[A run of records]
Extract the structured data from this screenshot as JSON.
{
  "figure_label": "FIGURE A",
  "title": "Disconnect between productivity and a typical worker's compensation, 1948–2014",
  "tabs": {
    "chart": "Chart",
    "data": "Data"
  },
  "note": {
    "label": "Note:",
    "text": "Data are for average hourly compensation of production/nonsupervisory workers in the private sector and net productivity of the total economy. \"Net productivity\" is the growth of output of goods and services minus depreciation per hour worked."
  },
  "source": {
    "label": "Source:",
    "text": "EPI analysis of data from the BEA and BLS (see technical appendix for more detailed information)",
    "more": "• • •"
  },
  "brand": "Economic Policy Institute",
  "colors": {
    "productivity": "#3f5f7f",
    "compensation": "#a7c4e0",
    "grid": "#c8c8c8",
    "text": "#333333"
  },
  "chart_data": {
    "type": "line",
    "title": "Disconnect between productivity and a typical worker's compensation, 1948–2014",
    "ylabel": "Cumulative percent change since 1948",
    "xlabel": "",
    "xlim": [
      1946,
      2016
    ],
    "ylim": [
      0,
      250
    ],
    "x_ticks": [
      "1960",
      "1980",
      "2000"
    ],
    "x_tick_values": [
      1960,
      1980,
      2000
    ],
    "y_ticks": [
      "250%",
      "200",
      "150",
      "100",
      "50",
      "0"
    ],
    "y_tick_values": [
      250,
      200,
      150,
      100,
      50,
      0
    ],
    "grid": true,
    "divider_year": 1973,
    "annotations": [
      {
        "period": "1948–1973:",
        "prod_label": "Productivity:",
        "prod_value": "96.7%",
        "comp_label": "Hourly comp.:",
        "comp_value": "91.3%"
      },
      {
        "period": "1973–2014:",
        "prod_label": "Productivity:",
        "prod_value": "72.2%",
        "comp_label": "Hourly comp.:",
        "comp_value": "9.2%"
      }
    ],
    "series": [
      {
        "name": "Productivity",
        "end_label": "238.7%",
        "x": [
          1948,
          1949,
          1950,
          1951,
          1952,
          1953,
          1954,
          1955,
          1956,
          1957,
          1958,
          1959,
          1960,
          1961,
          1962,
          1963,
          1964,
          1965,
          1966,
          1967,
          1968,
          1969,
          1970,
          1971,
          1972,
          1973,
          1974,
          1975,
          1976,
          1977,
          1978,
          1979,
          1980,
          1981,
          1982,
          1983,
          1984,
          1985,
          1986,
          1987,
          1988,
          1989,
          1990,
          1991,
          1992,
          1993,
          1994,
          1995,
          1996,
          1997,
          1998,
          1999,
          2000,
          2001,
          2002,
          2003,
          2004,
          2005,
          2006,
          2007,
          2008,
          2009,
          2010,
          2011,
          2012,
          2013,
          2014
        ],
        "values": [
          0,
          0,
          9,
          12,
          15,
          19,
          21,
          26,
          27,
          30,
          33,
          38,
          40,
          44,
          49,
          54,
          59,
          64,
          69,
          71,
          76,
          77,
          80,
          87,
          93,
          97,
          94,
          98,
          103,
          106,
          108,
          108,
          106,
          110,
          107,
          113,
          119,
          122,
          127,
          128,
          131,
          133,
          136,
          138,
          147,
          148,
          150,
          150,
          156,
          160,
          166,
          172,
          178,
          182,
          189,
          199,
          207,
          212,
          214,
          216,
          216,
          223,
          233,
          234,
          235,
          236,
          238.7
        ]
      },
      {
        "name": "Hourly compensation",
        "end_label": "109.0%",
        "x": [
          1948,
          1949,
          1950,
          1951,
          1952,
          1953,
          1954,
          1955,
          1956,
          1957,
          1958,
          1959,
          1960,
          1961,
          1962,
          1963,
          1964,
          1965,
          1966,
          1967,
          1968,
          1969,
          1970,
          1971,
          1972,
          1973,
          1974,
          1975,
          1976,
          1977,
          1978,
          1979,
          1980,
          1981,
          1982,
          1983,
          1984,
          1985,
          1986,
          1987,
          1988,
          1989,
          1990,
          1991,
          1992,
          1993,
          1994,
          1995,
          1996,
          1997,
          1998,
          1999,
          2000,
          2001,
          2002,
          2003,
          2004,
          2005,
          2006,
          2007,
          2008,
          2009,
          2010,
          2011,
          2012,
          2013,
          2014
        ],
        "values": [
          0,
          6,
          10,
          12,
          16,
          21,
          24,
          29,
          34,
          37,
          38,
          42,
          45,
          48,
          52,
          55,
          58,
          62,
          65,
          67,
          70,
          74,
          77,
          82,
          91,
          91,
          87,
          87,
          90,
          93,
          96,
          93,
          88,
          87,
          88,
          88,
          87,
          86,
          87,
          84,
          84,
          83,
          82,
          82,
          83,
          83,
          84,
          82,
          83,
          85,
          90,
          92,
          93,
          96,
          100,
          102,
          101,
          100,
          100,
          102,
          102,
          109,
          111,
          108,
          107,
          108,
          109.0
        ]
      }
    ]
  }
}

* * *

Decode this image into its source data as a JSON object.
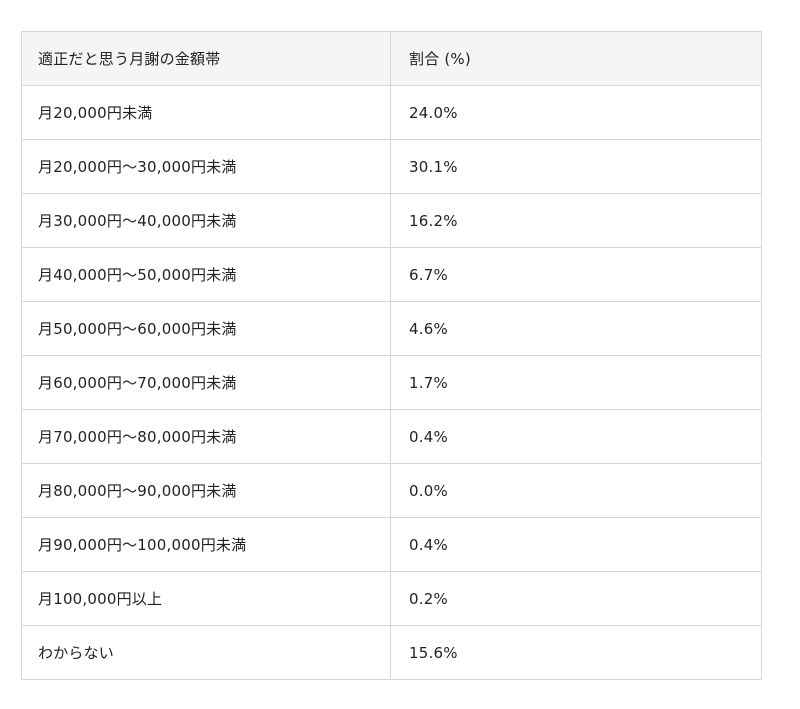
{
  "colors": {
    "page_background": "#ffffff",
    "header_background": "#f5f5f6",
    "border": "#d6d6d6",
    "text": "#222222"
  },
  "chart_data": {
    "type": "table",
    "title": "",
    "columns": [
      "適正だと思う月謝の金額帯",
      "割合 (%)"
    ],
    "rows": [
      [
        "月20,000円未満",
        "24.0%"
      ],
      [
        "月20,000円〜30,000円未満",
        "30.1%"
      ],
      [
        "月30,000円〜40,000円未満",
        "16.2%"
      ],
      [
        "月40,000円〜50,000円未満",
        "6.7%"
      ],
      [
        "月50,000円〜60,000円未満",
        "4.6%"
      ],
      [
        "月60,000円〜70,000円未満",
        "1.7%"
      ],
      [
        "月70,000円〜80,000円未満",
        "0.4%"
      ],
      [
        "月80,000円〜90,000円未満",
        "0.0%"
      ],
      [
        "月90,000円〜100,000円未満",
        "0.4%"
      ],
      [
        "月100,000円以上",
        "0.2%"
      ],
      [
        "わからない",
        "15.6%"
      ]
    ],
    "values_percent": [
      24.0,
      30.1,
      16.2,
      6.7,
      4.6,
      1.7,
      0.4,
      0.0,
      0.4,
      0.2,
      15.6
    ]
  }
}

* * *

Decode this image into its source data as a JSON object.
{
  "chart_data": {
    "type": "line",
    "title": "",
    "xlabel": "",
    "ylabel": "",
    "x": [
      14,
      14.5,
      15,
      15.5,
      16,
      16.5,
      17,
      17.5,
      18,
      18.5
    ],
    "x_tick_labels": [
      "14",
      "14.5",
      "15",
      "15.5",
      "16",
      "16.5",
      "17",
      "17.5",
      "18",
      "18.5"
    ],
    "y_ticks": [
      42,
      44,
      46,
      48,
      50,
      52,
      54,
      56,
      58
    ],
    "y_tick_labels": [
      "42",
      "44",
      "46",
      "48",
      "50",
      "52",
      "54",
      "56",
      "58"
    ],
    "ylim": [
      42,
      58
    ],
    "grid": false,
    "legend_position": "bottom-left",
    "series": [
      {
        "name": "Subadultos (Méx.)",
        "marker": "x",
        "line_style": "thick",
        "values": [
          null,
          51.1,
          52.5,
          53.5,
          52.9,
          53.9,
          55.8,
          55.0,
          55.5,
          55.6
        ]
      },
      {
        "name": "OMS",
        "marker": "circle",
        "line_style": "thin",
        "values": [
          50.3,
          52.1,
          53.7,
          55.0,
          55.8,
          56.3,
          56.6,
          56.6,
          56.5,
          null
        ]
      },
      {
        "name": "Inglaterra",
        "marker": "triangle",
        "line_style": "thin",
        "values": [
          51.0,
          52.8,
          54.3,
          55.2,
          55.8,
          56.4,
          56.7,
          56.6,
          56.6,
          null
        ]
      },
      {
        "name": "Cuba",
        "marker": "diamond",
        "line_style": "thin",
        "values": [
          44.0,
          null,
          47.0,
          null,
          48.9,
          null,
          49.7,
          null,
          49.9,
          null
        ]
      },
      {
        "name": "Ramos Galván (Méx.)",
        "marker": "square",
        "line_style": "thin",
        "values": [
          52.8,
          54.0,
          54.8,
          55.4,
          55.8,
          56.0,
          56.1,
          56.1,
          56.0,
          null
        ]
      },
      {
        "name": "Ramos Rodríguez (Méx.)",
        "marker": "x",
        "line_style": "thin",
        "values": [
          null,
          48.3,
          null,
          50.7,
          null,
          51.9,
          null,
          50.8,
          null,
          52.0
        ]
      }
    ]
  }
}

*INSTRUCTIONS TO FOLLOW:*
Identify each line in the records above containing the word "between"; copy those lines.

*TASK RESPONSE:*
  "title": "Disconnect between productivity and a typical worker's compensation, 1948–2014",
    "title": "Disconnect between productivity and a typical worker's compensation, 1948–2014",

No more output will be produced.